_Set exercise:_ Print the entries verbatim, leaving out the images they contain.

::::

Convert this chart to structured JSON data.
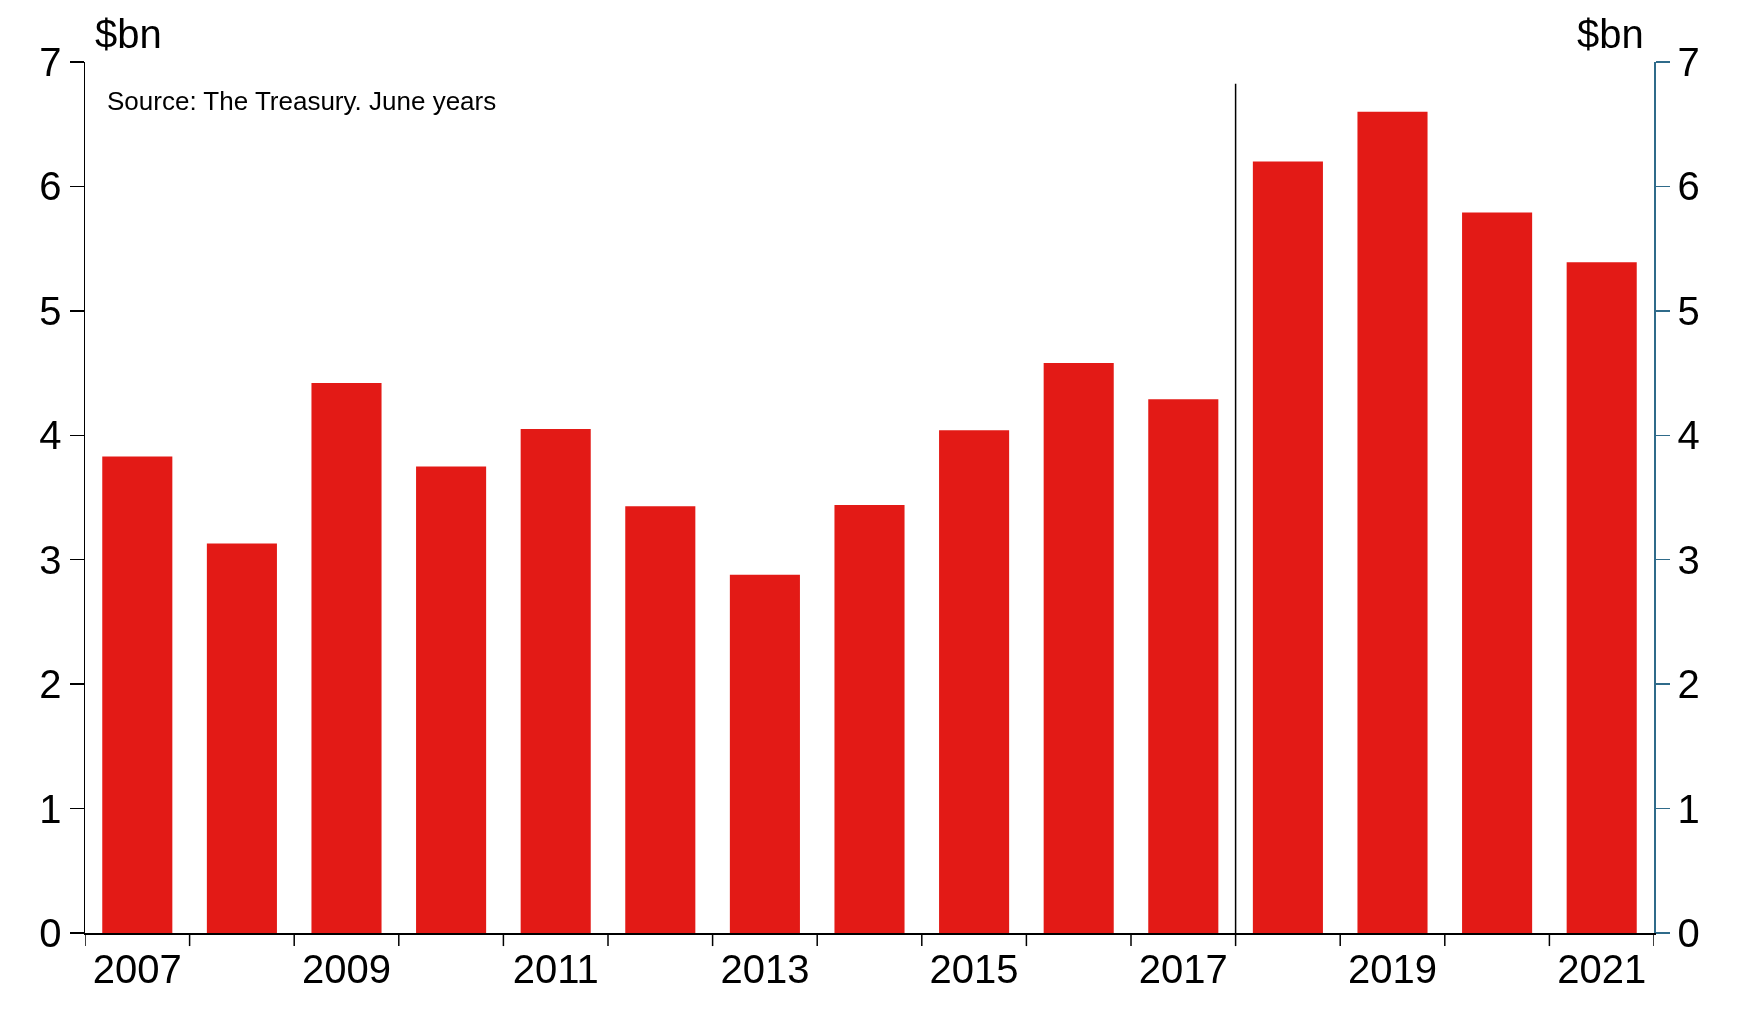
{
  "chart_data": {
    "type": "bar",
    "ylabel": "$bn",
    "y2label": "$bn",
    "x": [
      2007,
      2008,
      2009,
      2010,
      2011,
      2012,
      2013,
      2014,
      2015,
      2016,
      2017,
      2018,
      2019,
      2020,
      2021
    ],
    "values": [
      3.83,
      3.13,
      4.42,
      3.75,
      4.05,
      3.43,
      2.88,
      3.44,
      4.04,
      4.58,
      4.29,
      6.2,
      6.6,
      5.79,
      5.39
    ],
    "color": "#e31a16",
    "xlim": [
      2006.5,
      2021.5
    ],
    "xticks": [
      {
        "value": 2006.5,
        "label": null
      },
      2007,
      {
        "value": 2007.5,
        "label": null
      },
      {
        "value": 2008.5,
        "label": null
      },
      2009,
      {
        "value": 2009.5,
        "label": null
      },
      {
        "value": 2010.5,
        "label": null
      },
      2011,
      {
        "value": 2011.5,
        "label": null
      },
      {
        "value": 2012.5,
        "label": null
      },
      2013,
      {
        "value": 2013.5,
        "label": null
      },
      {
        "value": 2014.5,
        "label": null
      },
      2015,
      {
        "value": 2015.5,
        "label": null
      },
      {
        "value": 2016.5,
        "label": null
      },
      2017,
      {
        "value": 2017.5,
        "label": null
      },
      {
        "value": 2018.5,
        "label": null
      },
      2019,
      {
        "value": 2019.5,
        "label": null
      },
      {
        "value": 2020.5,
        "label": null
      },
      2021,
      {
        "value": 2021.5,
        "label": null
      }
    ],
    "ylim": [
      0,
      7
    ],
    "yticks": [
      0,
      1,
      2,
      3,
      4,
      5,
      6,
      7
    ],
    "y2lim": [
      0,
      7
    ],
    "y2ticks": [
      0,
      1,
      2,
      3,
      4,
      5,
      6,
      7
    ],
    "ref_lines": [
      {
        "axis": "x",
        "value": 2017.5,
        "color": "#000000"
      }
    ],
    "annotations": [
      "Source: The Treasury. June years"
    ]
  }
}
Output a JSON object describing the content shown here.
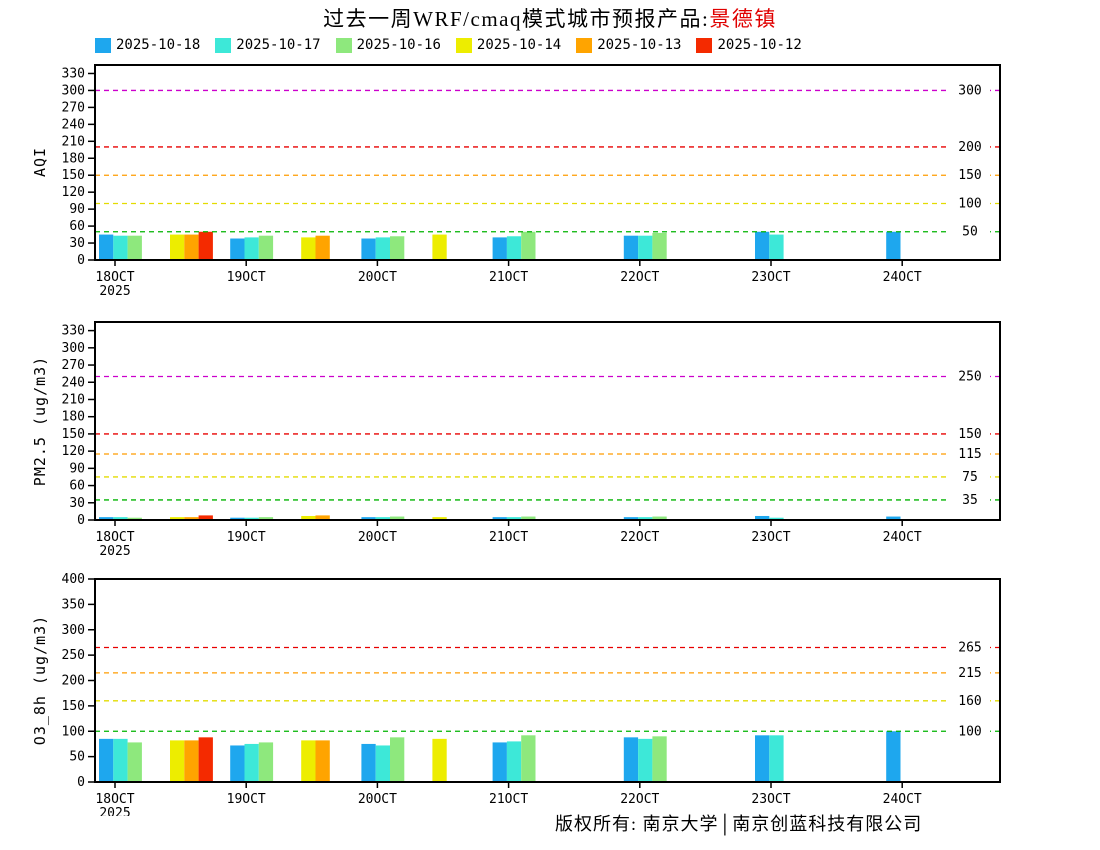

::::

_Task response:_
Convert this chart to structured JSON data.
{
  "chart_data": {
    "type": "bar",
    "ylabel": "$bn",
    "y2label": "$bn",
    "x": [
      2007,
      2008,
      2009,
      2010,
      2011,
      2012,
      2013,
      2014,
      2015,
      2016,
      2017,
      2018,
      2019,
      2020,
      2021
    ],
    "values": [
      3.83,
      3.13,
      4.42,
      3.75,
      4.05,
      3.43,
      2.88,
      3.44,
      4.04,
      4.58,
      4.29,
      6.2,
      6.6,
      5.79,
      5.39
    ],
    "color": "#e31a16",
    "xlim": [
      2006.5,
      2021.5
    ],
    "xticks": [
      {
        "value": 2006.5,
        "label": null
      },
      2007,
      {
        "value": 2007.5,
        "label": null
      },
      {
        "value": 2008.5,
        "label": null
      },
      2009,
      {
        "value": 2009.5,
        "label": null
      },
      {
        "value": 2010.5,
        "label": null
      },
      2011,
      {
        "value": 2011.5,
        "label": null
      },
      {
        "value": 2012.5,
        "label": null
      },
      2013,
      {
        "value": 2013.5,
        "label": null
      },
      {
        "value": 2014.5,
        "label": null
      },
      2015,
      {
        "value": 2015.5,
        "label": null
      },
      {
        "value": 2016.5,
        "label": null
      },
      2017,
      {
        "value": 2017.5,
        "label": null
      },
      {
        "value": 2018.5,
        "label": null
      },
      2019,
      {
        "value": 2019.5,
        "label": null
      },
      {
        "value": 2020.5,
        "label": null
      },
      2021,
      {
        "value": 2021.5,
        "label": null
      }
    ],
    "ylim": [
      0,
      7
    ],
    "yticks": [
      0,
      1,
      2,
      3,
      4,
      5,
      6,
      7
    ],
    "y2lim": [
      0,
      7
    ],
    "y2ticks": [
      0,
      1,
      2,
      3,
      4,
      5,
      6,
      7
    ],
    "ref_lines": [
      {
        "axis": "x",
        "value": 2017.5,
        "color": "#000000"
      }
    ],
    "annotations": [
      "Source: The Treasury. June years"
    ]
  }
}
Output a JSON object describing the content shown here.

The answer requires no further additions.